Print the whole listing exactly.

* Data for this task:
▼▼▼

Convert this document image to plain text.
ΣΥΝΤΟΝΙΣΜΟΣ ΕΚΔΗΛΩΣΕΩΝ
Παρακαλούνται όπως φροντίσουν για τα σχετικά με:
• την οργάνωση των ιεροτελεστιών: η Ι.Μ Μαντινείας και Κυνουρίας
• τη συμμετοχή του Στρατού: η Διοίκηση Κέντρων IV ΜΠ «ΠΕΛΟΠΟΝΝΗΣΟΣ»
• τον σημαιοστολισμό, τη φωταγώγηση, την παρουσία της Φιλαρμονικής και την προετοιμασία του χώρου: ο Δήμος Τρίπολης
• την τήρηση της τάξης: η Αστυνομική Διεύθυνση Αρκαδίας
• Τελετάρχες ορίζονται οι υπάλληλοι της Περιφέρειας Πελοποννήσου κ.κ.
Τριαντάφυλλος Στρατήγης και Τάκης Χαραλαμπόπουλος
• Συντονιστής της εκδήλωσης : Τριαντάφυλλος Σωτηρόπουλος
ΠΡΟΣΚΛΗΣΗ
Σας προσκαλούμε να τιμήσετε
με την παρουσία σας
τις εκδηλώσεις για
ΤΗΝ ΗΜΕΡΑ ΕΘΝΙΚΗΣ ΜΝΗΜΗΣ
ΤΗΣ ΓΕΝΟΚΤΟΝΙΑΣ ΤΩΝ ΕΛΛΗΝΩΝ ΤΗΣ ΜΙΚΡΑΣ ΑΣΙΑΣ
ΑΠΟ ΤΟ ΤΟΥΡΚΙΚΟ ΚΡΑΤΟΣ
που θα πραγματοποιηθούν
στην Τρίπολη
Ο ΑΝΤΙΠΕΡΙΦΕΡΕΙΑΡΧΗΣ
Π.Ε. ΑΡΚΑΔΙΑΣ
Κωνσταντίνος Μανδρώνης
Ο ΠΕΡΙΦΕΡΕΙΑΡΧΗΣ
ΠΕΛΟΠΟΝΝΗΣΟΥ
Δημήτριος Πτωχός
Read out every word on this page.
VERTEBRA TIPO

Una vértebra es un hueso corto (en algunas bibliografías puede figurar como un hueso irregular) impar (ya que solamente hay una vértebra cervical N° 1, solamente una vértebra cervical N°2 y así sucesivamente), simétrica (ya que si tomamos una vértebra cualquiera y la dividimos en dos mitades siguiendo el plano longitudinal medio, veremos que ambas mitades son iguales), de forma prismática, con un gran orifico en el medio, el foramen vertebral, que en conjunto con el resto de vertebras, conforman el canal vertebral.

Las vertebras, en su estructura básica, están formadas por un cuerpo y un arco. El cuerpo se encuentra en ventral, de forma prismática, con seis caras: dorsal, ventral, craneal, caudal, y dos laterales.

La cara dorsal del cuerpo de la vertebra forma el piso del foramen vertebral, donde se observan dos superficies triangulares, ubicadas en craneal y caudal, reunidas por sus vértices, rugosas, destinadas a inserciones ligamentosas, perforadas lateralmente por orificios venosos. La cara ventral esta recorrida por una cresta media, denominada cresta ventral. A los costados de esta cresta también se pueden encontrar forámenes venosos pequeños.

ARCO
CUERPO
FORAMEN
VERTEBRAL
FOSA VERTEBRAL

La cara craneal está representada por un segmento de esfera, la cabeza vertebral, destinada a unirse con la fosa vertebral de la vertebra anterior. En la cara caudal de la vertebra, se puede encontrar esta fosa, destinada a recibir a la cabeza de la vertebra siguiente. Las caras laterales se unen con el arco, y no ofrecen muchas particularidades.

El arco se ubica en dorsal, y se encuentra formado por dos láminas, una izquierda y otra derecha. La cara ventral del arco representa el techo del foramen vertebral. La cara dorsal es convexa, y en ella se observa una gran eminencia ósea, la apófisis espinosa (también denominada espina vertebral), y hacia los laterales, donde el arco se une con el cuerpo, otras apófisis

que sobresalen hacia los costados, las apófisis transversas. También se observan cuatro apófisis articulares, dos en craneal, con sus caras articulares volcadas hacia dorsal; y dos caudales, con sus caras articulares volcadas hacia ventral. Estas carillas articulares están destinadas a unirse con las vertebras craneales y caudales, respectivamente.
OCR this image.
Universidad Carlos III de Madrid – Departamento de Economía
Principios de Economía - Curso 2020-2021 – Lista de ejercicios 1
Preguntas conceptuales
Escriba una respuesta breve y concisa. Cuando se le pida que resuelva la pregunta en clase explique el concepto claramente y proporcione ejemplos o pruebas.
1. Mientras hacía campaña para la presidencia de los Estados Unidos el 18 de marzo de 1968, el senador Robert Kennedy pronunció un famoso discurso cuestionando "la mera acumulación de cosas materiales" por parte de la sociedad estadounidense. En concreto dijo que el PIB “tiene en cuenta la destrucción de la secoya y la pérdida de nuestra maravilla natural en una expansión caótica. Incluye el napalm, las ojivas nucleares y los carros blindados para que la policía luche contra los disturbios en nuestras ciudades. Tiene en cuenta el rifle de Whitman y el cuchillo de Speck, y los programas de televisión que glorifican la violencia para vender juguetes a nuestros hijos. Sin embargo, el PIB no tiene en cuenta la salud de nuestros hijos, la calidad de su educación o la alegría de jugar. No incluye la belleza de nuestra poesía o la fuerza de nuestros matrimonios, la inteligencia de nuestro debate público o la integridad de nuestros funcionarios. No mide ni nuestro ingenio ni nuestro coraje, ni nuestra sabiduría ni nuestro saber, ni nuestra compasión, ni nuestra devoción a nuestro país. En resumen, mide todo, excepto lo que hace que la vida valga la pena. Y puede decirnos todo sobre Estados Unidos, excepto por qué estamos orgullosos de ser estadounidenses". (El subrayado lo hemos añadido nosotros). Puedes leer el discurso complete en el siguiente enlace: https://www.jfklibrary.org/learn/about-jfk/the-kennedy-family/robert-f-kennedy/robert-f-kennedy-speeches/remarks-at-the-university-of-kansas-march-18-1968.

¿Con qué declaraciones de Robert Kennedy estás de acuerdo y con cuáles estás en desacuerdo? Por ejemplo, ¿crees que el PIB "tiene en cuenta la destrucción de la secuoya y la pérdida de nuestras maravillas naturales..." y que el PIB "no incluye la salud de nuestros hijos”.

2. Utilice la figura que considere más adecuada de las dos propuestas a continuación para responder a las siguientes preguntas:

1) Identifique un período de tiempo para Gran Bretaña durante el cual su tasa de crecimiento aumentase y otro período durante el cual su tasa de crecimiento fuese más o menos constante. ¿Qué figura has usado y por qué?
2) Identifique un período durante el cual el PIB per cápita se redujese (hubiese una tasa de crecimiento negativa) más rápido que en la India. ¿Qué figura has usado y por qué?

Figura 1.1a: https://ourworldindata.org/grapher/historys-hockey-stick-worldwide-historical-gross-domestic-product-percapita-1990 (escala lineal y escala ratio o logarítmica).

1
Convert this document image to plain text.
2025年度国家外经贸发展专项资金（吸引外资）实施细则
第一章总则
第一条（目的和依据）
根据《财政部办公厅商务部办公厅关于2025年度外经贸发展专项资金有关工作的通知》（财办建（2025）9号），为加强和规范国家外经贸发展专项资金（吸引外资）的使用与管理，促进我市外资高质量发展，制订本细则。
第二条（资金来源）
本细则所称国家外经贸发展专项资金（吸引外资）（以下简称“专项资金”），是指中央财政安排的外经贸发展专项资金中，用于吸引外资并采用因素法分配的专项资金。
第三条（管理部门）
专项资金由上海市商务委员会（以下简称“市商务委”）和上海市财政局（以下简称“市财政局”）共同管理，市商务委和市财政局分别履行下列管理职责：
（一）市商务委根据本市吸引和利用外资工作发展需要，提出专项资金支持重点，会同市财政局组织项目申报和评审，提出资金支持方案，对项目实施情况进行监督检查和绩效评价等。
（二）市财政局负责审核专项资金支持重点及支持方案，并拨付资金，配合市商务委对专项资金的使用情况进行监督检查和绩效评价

▲▲▲

* Output of the exercise:
Convert this document image to plain text.
ΣΥΝΤΟΝΙΣΜΟΣ ΕΚΔΗΛΩΣΕΩΝ
Παρακαλούνται όπως φροντίσουν για τα σχετικά με:
• την οργάνωση των ιεροτελεστιών: η Ι.Μ Μαντινείας και Κυνουρίας
• τη συμμετοχή του Στρατού: η Διοίκηση Κέντρων IV ΜΠ «ΠΕΛΟΠΟΝΝΗΣΟΣ»
• τον σημαιοστολισμό, τη φωταγώγηση, την παρουσία της Φιλαρμονικής και την προετοιμασία του χώρου: ο Δήμος Τρίπολης
• την τήρηση της τάξης: η Αστυνομική Διεύθυνση Αρκαδίας
• Τελετάρχες ορίζονται οι υπάλληλοι της Περιφέρειας Πελοποννήσου κ.κ.
Τριαντάφυλλος Στρατήγης και Τάκης Χαραλαμπόπουλος
• Συντονιστής της εκδήλωσης : Τριαντάφυλλος Σωτηρόπουλος
ΠΡΟΣΚΛΗΣΗ
Σας προσκαλούμε να τιμήσετε
με την παρουσία σας
τις εκδηλώσεις για
ΤΗΝ ΗΜΕΡΑ ΕΘΝΙΚΗΣ ΜΝΗΜΗΣ
ΤΗΣ ΓΕΝΟΚΤΟΝΙΑΣ ΤΩΝ ΕΛΛΗΝΩΝ ΤΗΣ ΜΙΚΡΑΣ ΑΣΙΑΣ
ΑΠΟ ΤΟ ΤΟΥΡΚΙΚΟ ΚΡΑΤΟΣ
που θα πραγματοποιηθούν
στην Τρίπολη
Ο ΑΝΤΙΠΕΡΙΦΕΡΕΙΑΡΧΗΣ
Π.Ε. ΑΡΚΑΔΙΑΣ
Κωνσταντίνος Μανδρώνης
Ο ΠΕΡΙΦΕΡΕΙΑΡΧΗΣ
ΠΕΛΟΠΟΝΝΗΣΟΥ
Δημήτριος Πτωχός
Read out every word on this page.
VERTEBRA TIPO

Una vértebra es un hueso corto (en algunas bibliografías puede figurar como un hueso irregular) impar (ya que solamente hay una vértebra cervical N° 1, solamente una vértebra cervical N°2 y así sucesivamente), simétrica (ya que si tomamos una vértebra cualquiera y la dividimos en dos mitades siguiendo el plano longitudinal medio, veremos que ambas mitades son iguales), de forma prismática, con un gran orifico en el medio, el foramen vertebral, que en conjunto con el resto de vertebras, conforman el canal vertebral.

Las vertebras, en su estructura básica, están formadas por un cuerpo y un arco. El cuerpo se encuentra en ventral, de forma prismática, con seis caras: dorsal, ventral, craneal, caudal, y dos laterales.

La cara dorsal del cuerpo de la vertebra forma el piso del foramen vertebral, donde se observan dos superficies triangulares, ubicadas en craneal y caudal, reunidas por sus vértices, rugosas, destinadas a inserciones ligamentosas, perforadas lateralmente por orificios venosos. La cara ventral esta recorrida por una cresta media, denominada cresta ventral. A los costados de esta cresta también se pueden encontrar forámenes venosos pequeños.

ARCO
CUERPO
FORAMEN
VERTEBRAL
FOSA VERTEBRAL

La cara craneal está representada por un segmento de esfera, la cabeza vertebral, destinada a unirse con la fosa vertebral de la vertebra anterior. En la cara caudal de la vertebra, se puede encontrar esta fosa, destinada a recibir a la cabeza de la vertebra siguiente. Las caras laterales se unen con el arco, y no ofrecen muchas particularidades.

El arco se ubica en dorsal, y se encuentra formado por dos láminas, una izquierda y otra derecha. La cara ventral del arco representa el techo del foramen vertebral. La cara dorsal es convexa, y en ella se observa una gran eminencia ósea, la apófisis espinosa (también denominada espina vertebral), y hacia los laterales, donde el arco se une con el cuerpo, otras apófisis

que sobresalen hacia los costados, las apófisis transversas. También se observan cuatro apófisis articulares, dos en craneal, con sus caras articulares volcadas hacia dorsal; y dos caudales, con sus caras articulares volcadas hacia ventral. Estas carillas articulares están destinadas a unirse con las vertebras craneales y caudales, respectivamente.
OCR this image.
Universidad Carlos III de Madrid – Departamento de Economía
Principios de Economía - Curso 2020-2021 – Lista de ejercicios 1
Preguntas conceptuales
Escriba una respuesta breve y concisa. Cuando se le pida que resuelva la pregunta en clase explique el concepto claramente y proporcione ejemplos o pruebas.
1. Mientras hacía campaña para la presidencia de los Estados Unidos el 18 de marzo de 1968, el senador Robert Kennedy pronunció un famoso discurso cuestionando "la mera acumulación de cosas materiales" por parte de la sociedad estadounidense. En concreto dijo que el PIB “tiene en cuenta la destrucción de la secoya y la pérdida de nuestra maravilla natural en una expansión caótica. Incluye el napalm, las ojivas nucleares y los carros blindados para que la policía luche contra los disturbios en nuestras ciudades. Tiene en cuenta el rifle de Whitman y el cuchillo de Speck, y los programas de televisión que glorifican la violencia para vender juguetes a nuestros hijos. Sin embargo, el PIB no tiene en cuenta la salud de nuestros hijos, la calidad de su educación o la alegría de jugar. No incluye la belleza de nuestra poesía o la fuerza de nuestros matrimonios, la inteligencia de nuestro debate público o la integridad de nuestros funcionarios. No mide ni nuestro ingenio ni nuestro coraje, ni nuestra sabiduría ni nuestro saber, ni nuestra compasión, ni nuestra devoción a nuestro país. En resumen, mide todo, excepto lo que hace que la vida valga la pena. Y puede decirnos todo sobre Estados Unidos, excepto por qué estamos orgullosos de ser estadounidenses". (El subrayado lo hemos añadido nosotros). Puedes leer el discurso complete en el siguiente enlace: https://www.jfklibrary.org/learn/about-jfk/the-kennedy-family/robert-f-kennedy/robert-f-kennedy-speeches/remarks-at-the-university-of-kansas-march-18-1968.

¿Con qué declaraciones de Robert Kennedy estás de acuerdo y con cuáles estás en desacuerdo? Por ejemplo, ¿crees que el PIB "tiene en cuenta la destrucción de la secuoya y la pérdida de nuestras maravillas naturales..." y que el PIB "no incluye la salud de nuestros hijos”.

2. Utilice la figura que considere más adecuada de las dos propuestas a continuación para responder a las siguientes preguntas:

1) Identifique un período de tiempo para Gran Bretaña durante el cual su tasa de crecimiento aumentase y otro período durante el cual su tasa de crecimiento fuese más o menos constante. ¿Qué figura has usado y por qué?
2) Identifique un período durante el cual el PIB per cápita se redujese (hubiese una tasa de crecimiento negativa) más rápido que en la India. ¿Qué figura has usado y por qué?

Figura 1.1a: https://ourworldindata.org/grapher/historys-hockey-stick-worldwide-historical-gross-domestic-product-percapita-1990 (escala lineal y escala ratio o logarítmica).

1
Convert this document image to plain text.
2025年度国家外经贸发展专项资金（吸引外资）实施细则
第一章总则
第一条（目的和依据）
根据《财政部办公厅商务部办公厅关于2025年度外经贸发展专项资金有关工作的通知》（财办建（2025）9号），为加强和规范国家外经贸发展专项资金（吸引外资）的使用与管理，促进我市外资高质量发展，制订本细则。
第二条（资金来源）
本细则所称国家外经贸发展专项资金（吸引外资）（以下简称“专项资金”），是指中央财政安排的外经贸发展专项资金中，用于吸引外资并采用因素法分配的专项资金。
第三条（管理部门）
专项资金由上海市商务委员会（以下简称“市商务委”）和上海市财政局（以下简称“市财政局”）共同管理，市商务委和市财政局分别履行下列管理职责：
（一）市商务委根据本市吸引和利用外资工作发展需要，提出专项资金支持重点，会同市财政局组织项目申报和评审，提出资金支持方案，对项目实施情况进行监督检查和绩效评价等。
（二）市财政局负责审核专项资金支持重点及支持方案，并拨付资金，配合市商务委对专项资金的使用情况进行监督检查和绩效评价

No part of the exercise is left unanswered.